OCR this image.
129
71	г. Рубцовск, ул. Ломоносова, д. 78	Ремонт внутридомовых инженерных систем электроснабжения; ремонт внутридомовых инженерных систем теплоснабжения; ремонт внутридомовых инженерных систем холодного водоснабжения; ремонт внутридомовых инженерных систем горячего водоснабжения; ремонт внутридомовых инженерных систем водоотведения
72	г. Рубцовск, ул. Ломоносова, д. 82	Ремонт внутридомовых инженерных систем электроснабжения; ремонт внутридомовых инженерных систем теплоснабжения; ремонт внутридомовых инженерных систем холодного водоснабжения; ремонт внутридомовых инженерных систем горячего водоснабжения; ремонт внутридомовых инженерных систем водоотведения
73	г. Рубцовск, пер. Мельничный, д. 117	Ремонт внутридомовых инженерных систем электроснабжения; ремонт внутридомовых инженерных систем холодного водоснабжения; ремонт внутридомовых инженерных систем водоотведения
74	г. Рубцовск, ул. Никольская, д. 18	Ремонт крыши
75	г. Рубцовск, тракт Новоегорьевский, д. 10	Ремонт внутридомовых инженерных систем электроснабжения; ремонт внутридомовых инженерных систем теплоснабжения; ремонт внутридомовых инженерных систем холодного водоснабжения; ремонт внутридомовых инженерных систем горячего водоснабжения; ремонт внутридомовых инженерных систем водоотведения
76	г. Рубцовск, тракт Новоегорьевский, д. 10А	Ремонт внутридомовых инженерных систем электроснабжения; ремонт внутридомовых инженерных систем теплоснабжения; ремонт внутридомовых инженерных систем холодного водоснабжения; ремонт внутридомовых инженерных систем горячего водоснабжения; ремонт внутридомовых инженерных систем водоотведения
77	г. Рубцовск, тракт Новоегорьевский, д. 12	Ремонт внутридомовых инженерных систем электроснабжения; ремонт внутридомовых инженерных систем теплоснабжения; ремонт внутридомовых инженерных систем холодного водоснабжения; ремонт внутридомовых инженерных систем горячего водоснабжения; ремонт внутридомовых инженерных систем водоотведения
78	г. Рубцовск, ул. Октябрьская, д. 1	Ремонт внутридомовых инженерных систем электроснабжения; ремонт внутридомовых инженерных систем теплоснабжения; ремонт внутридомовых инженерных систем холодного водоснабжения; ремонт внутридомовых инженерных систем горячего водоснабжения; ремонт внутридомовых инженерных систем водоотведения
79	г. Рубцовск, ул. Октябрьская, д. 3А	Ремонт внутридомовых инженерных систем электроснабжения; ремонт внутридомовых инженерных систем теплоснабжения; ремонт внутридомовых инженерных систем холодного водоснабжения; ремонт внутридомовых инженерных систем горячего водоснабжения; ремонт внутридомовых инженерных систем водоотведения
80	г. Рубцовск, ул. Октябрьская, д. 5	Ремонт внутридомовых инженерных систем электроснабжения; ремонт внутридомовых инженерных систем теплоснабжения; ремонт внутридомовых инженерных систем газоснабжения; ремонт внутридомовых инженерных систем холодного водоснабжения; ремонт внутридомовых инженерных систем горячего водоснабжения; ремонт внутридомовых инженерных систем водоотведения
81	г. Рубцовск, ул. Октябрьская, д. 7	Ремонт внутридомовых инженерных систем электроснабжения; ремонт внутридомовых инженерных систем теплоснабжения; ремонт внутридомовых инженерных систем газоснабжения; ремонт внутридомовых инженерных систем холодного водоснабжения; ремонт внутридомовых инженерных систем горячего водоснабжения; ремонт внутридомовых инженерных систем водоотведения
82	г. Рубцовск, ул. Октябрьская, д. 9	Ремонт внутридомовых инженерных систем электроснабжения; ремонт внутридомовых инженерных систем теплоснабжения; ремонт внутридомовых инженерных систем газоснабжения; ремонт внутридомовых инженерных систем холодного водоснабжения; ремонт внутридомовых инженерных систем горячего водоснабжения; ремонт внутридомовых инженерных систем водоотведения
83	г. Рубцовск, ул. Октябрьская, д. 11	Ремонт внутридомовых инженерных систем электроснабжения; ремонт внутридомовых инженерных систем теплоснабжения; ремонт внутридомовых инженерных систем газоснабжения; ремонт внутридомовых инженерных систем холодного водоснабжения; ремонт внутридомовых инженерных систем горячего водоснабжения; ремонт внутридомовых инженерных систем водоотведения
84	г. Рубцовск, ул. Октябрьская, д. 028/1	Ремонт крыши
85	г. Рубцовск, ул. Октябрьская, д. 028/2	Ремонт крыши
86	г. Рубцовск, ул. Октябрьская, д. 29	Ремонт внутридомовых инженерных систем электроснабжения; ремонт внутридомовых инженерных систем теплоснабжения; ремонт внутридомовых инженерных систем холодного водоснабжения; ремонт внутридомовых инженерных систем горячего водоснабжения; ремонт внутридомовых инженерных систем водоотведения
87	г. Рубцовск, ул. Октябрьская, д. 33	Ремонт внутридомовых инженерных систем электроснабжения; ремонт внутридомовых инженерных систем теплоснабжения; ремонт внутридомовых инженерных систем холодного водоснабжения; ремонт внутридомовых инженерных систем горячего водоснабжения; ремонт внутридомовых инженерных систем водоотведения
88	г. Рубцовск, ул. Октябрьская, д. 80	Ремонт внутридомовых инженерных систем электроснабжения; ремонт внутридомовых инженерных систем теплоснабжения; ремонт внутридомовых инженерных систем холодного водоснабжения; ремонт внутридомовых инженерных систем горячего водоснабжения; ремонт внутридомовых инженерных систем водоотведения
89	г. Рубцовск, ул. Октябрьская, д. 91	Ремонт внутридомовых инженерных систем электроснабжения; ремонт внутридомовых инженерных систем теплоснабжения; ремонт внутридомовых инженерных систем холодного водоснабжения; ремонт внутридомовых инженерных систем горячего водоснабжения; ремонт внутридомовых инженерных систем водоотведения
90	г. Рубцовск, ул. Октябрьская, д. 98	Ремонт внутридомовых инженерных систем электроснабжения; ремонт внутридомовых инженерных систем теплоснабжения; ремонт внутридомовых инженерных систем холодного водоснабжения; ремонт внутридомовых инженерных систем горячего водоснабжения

* **INSTRUCTION**
Your task is to retype all the records above with nothing left out.

* **FINISHED EXERCISE**
OCR this image.
129
71	г. Рубцовск, ул. Ломоносова, д. 78	Ремонт внутридомовых инженерных систем электроснабжения; ремонт внутридомовых инженерных систем теплоснабжения; ремонт внутридомовых инженерных систем холодного водоснабжения; ремонт внутридомовых инженерных систем горячего водоснабжения; ремонт внутридомовых инженерных систем водоотведения
72	г. Рубцовск, ул. Ломоносова, д. 82	Ремонт внутридомовых инженерных систем электроснабжения; ремонт внутридомовых инженерных систем теплоснабжения; ремонт внутридомовых инженерных систем холодного водоснабжения; ремонт внутридомовых инженерных систем горячего водоснабжения; ремонт внутридомовых инженерных систем водоотведения
73	г. Рубцовск, пер. Мельничный, д. 117	Ремонт внутридомовых инженерных систем электроснабжения; ремонт внутридомовых инженерных систем холодного водоснабжения; ремонт внутридомовых инженерных систем водоотведения
74	г. Рубцовск, ул. Никольская, д. 18	Ремонт крыши
75	г. Рубцовск, тракт Новоегорьевский, д. 10	Ремонт внутридомовых инженерных систем электроснабжения; ремонт внутридомовых инженерных систем теплоснабжения; ремонт внутридомовых инженерных систем холодного водоснабжения; ремонт внутридомовых инженерных систем горячего водоснабжения; ремонт внутридомовых инженерных систем водоотведения
76	г. Рубцовск, тракт Новоегорьевский, д. 10А	Ремонт внутридомовых инженерных систем электроснабжения; ремонт внутридомовых инженерных систем теплоснабжения; ремонт внутридомовых инженерных систем холодного водоснабжения; ремонт внутридомовых инженерных систем горячего водоснабжения; ремонт внутридомовых инженерных систем водоотведения
77	г. Рубцовск, тракт Новоегорьевский, д. 12	Ремонт внутридомовых инженерных систем электроснабжения; ремонт внутридомовых инженерных систем теплоснабжения; ремонт внутридомовых инженерных систем холодного водоснабжения; ремонт внутридомовых инженерных систем горячего водоснабжения; ремонт внутридомовых инженерных систем водоотведения
78	г. Рубцовск, ул. Октябрьская, д. 1	Ремонт внутридомовых инженерных систем электроснабжения; ремонт внутридомовых инженерных систем теплоснабжения; ремонт внутридомовых инженерных систем холодного водоснабжения; ремонт внутридомовых инженерных систем горячего водоснабжения; ремонт внутридомовых инженерных систем водоотведения
79	г. Рубцовск, ул. Октябрьская, д. 3А	Ремонт внутридомовых инженерных систем электроснабжения; ремонт внутридомовых инженерных систем теплоснабжения; ремонт внутридомовых инженерных систем холодного водоснабжения; ремонт внутридомовых инженерных систем горячего водоснабжения; ремонт внутридомовых инженерных систем водоотведения
80	г. Рубцовск, ул. Октябрьская, д. 5	Ремонт внутридомовых инженерных систем электроснабжения; ремонт внутридомовых инженерных систем теплоснабжения; ремонт внутридомовых инженерных систем газоснабжения; ремонт внутридомовых инженерных систем холодного водоснабжения; ремонт внутридомовых инженерных систем горячего водоснабжения; ремонт внутридомовых инженерных систем водоотведения
81	г. Рубцовск, ул. Октябрьская, д. 7	Ремонт внутридомовых инженерных систем электроснабжения; ремонт внутридомовых инженерных систем теплоснабжения; ремонт внутридомовых инженерных систем газоснабжения; ремонт внутридомовых инженерных систем холодного водоснабжения; ремонт внутридомовых инженерных систем горячего водоснабжения; ремонт внутридомовых инженерных систем водоотведения
82	г. Рубцовск, ул. Октябрьская, д. 9	Ремонт внутридомовых инженерных систем электроснабжения; ремонт внутридомовых инженерных систем теплоснабжения; ремонт внутридомовых инженерных систем газоснабжения; ремонт внутридомовых инженерных систем холодного водоснабжения; ремонт внутридомовых инженерных систем горячего водоснабжения; ремонт внутридомовых инженерных систем водоотведения
83	г. Рубцовск, ул. Октябрьская, д. 11	Ремонт внутридомовых инженерных систем электроснабжения; ремонт внутридомовых инженерных систем теплоснабжения; ремонт внутридомовых инженерных систем газоснабжения; ремонт внутридомовых инженерных систем холодного водоснабжения; ремонт внутридомовых инженерных систем горячего водоснабжения; ремонт внутридомовых инженерных систем водоотведения
84	г. Рубцовск, ул. Октябрьская, д. 028/1	Ремонт крыши
85	г. Рубцовск, ул. Октябрьская, д. 028/2	Ремонт крыши
86	г. Рубцовск, ул. Октябрьская, д. 29	Ремонт внутридомовых инженерных систем электроснабжения; ремонт внутридомовых инженерных систем теплоснабжения; ремонт внутридомовых инженерных систем холодного водоснабжения; ремонт внутридомовых инженерных систем горячего водоснабжения; ремонт внутридомовых инженерных систем водоотведения
87	г. Рубцовск, ул. Октябрьская, д. 33	Ремонт внутридомовых инженерных систем электроснабжения; ремонт внутридомовых инженерных систем теплоснабжения; ремонт внутридомовых инженерных систем холодного водоснабжения; ремонт внутридомовых инженерных систем горячего водоснабжения; ремонт внутридомовых инженерных систем водоотведения
88	г. Рубцовск, ул. Октябрьская, д. 80	Ремонт внутридомовых инженерных систем электроснабжения; ремонт внутридомовых инженерных систем теплоснабжения; ремонт внутридомовых инженерных систем холодного водоснабжения; ремонт внутридомовых инженерных систем горячего водоснабжения; ремонт внутридомовых инженерных систем водоотведения
89	г. Рубцовск, ул. Октябрьская, д. 91	Ремонт внутридомовых инженерных систем электроснабжения; ремонт внутридомовых инженерных систем теплоснабжения; ремонт внутридомовых инженерных систем холодного водоснабжения; ремонт внутридомовых инженерных систем горячего водоснабжения; ремонт внутридомовых инженерных систем водоотведения
90	г. Рубцовск, ул. Октябрьская, д. 98	Ремонт внутридомовых инженерных систем электроснабжения; ремонт внутридомовых инженерных систем теплоснабжения; ремонт внутридомовых инженерных систем холодного водоснабжения; ремонт внутридомовых инженерных систем горячего водоснабжения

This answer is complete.